What needs to be done:
Give a count of the lines below that have the string "закупки" in them, with no other words.
--- BEGIN ---
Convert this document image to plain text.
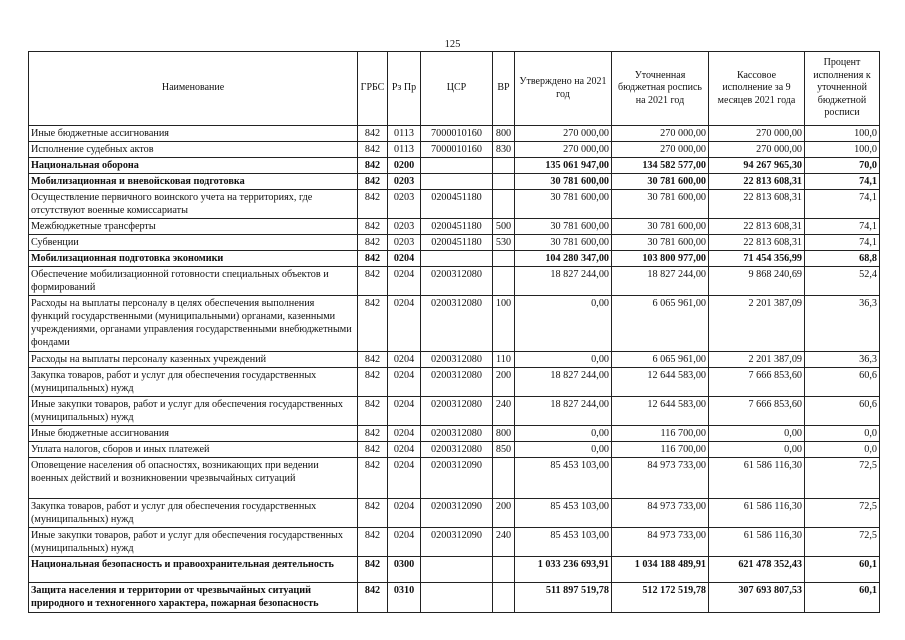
125
Наименование	ГРБС	Рз Пр	ЦСР	ВР	Утверждено на 2021 год	Уточненная бюджетная роспись на 2021 год	Кассовое исполнение за 9 месяцев 2021 года	Процент исполнения к уточненной бюджетной росписи
Иные бюджетные ассигнования	842	0113	7000010160	800	270 000,00	270 000,00	270 000,00	100,0
Исполнение судебных актов	842	0113	7000010160	830	270 000,00	270 000,00	270 000,00	100,0
Национальная оборона	842	0200			135 061 947,00	134 582 577,00	94 267 965,30	70,0
Мобилизационная и вневойсковая подготовка	842	0203			30 781 600,00	30 781 600,00	22 813 608,31	74,1
Осуществление первичного воинского учета на территориях, где отсутствуют военные комиссариаты	842	0203	0200451180		30 781 600,00	30 781 600,00	22 813 608,31	74,1
Межбюджетные трансферты	842	0203	0200451180	500	30 781 600,00	30 781 600,00	22 813 608,31	74,1
Субвенции	842	0203	0200451180	530	30 781 600,00	30 781 600,00	22 813 608,31	74,1
Мобилизационная подготовка экономики	842	0204			104 280 347,00	103 800 977,00	71 454 356,99	68,8
Обеспечение мобилизационной готовности специальных объектов и формирований	842	0204	0200312080		18 827 244,00	18 827 244,00	9 868 240,69	52,4
Расходы на выплаты персоналу в целях обеспечения выполнения функций государственными (муниципальными) органами, казенными учреждениями, органами управления государственными внебюджетными фондами	842	0204	0200312080	100	0,00	6 065 961,00	2 201 387,09	36,3
Расходы на выплаты персоналу казенных учреждений	842	0204	0200312080	110	0,00	6 065 961,00	2 201 387,09	36,3
Закупка товаров, работ и услуг для обеспечения государственных (муниципальных) нужд	842	0204	0200312080	200	18 827 244,00	12 644 583,00	7 666 853,60	60,6
Иные закупки товаров, работ и услуг для обеспечения государственных (муниципальных) нужд	842	0204	0200312080	240	18 827 244,00	12 644 583,00	7 666 853,60	60,6
Иные бюджетные ассигнования	842	0204	0200312080	800	0,00	116 700,00	0,00	0,0
Уплата налогов, сборов и иных платежей	842	0204	0200312080	850	0,00	116 700,00	0,00	0,0
Оповещение населения об опасностях, возникающих при ведении военных действий и возникновении чрезвычайных ситуаций	842	0204	0200312090		85 453 103,00	84 973 733,00	61 586 116,30	72,5
Закупка товаров, работ и услуг для обеспечения государственных (муниципальных) нужд	842	0204	0200312090	200	85 453 103,00	84 973 733,00	61 586 116,30	72,5
Иные закупки товаров, работ и услуг для обеспечения государственных (муниципальных) нужд	842	0204	0200312090	240	85 453 103,00	84 973 733,00	61 586 116,30	72,5
Национальная безопасность и правоохранительная деятельность	842	0300			1 033 236 693,91	1 034 188 489,91	621 478 352,43	60,1
Защита населения и территории от чрезвычайных ситуаций природного и техногенного характера, пожарная безопасность	842	0310			511 897 519,78	512 172 519,78	307 693 807,53	60,1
--- END ---
Complete output:
2